## Start
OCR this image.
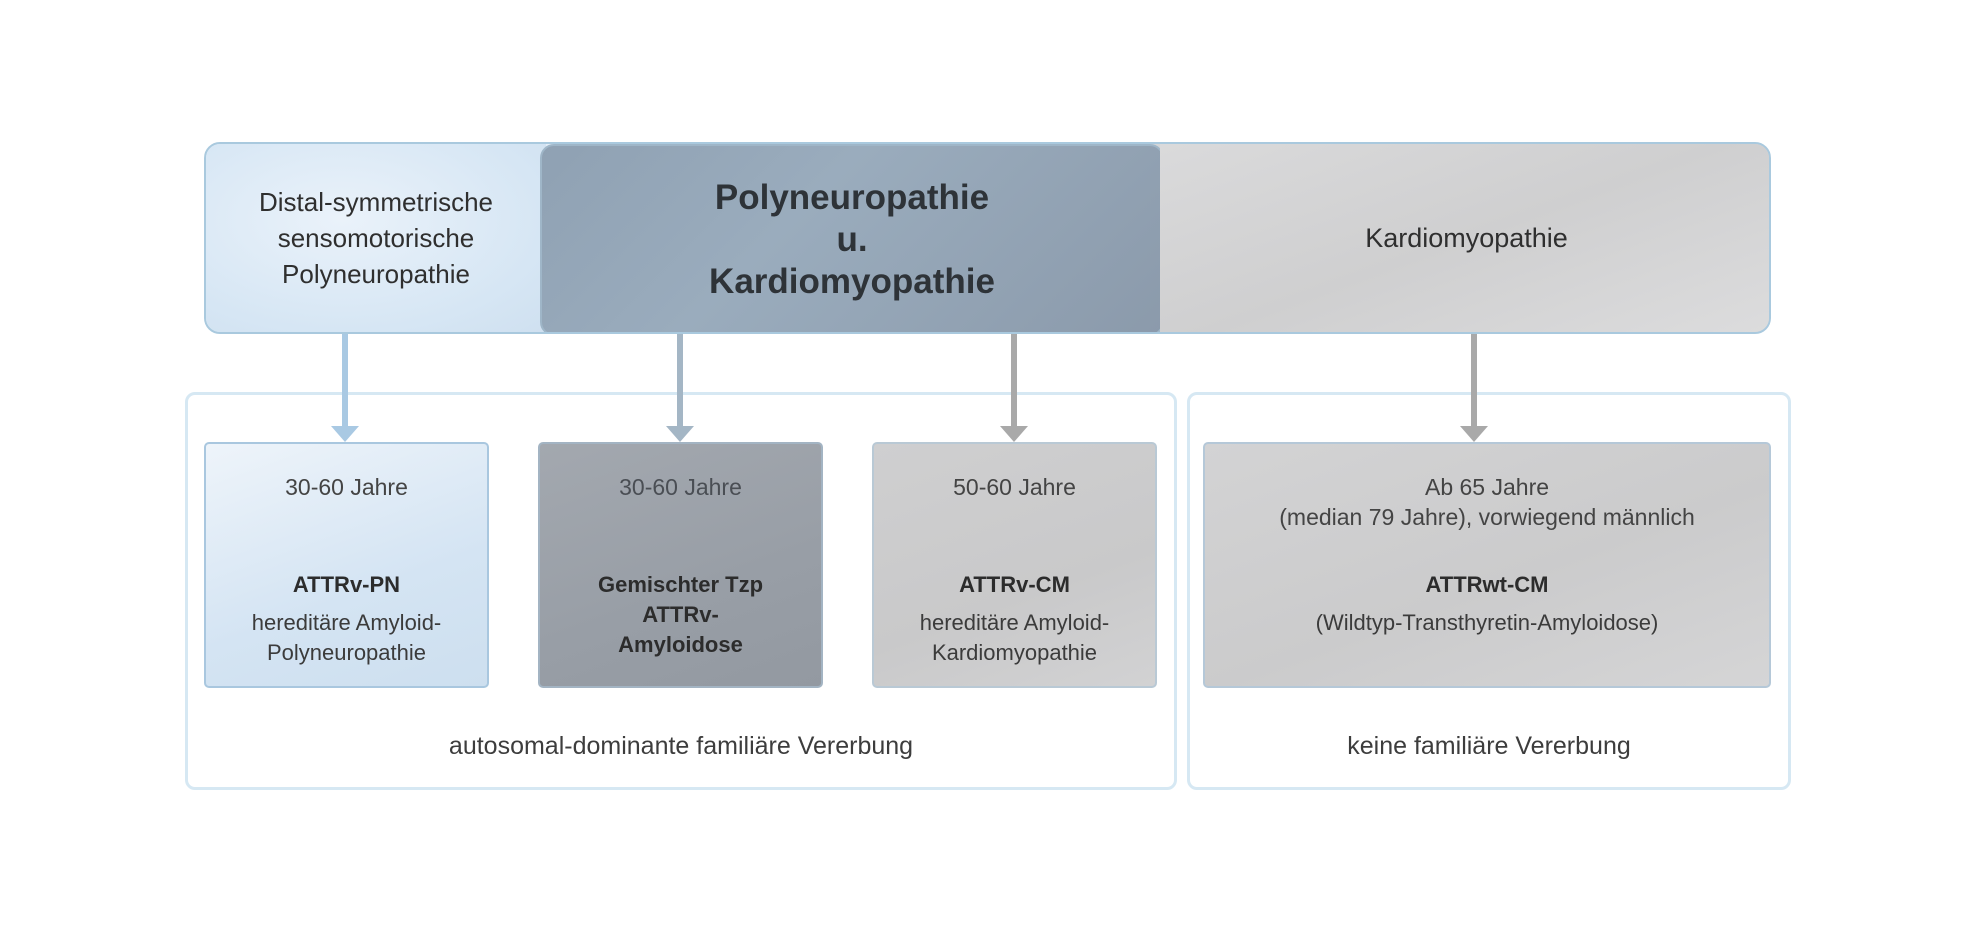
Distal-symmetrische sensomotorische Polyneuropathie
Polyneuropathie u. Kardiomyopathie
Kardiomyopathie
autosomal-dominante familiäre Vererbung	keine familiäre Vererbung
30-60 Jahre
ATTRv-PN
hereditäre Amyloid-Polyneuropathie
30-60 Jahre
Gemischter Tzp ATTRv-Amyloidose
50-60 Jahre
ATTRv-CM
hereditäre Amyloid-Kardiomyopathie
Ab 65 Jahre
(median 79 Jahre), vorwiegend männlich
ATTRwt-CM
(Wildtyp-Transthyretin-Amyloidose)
## End
Retype the records exactly. Any image in them should not appear in what you write.

OCR this image.
Distal-symmetrische sensomotorische Polyneuropathie
Polyneuropathie u. Kardiomyopathie
Kardiomyopathie
autosomal-dominante familiäre Vererbung	keine familiäre Vererbung
30-60 Jahre
ATTRv-PN
hereditäre Amyloid-Polyneuropathie
30-60 Jahre
Gemischter Tzp ATTRv-Amyloidose
50-60 Jahre
ATTRv-CM
hereditäre Amyloid-Kardiomyopathie
Ab 65 Jahre
(median 79 Jahre), vorwiegend männlich
ATTRwt-CM
(Wildtyp-Transthyretin-Amyloidose)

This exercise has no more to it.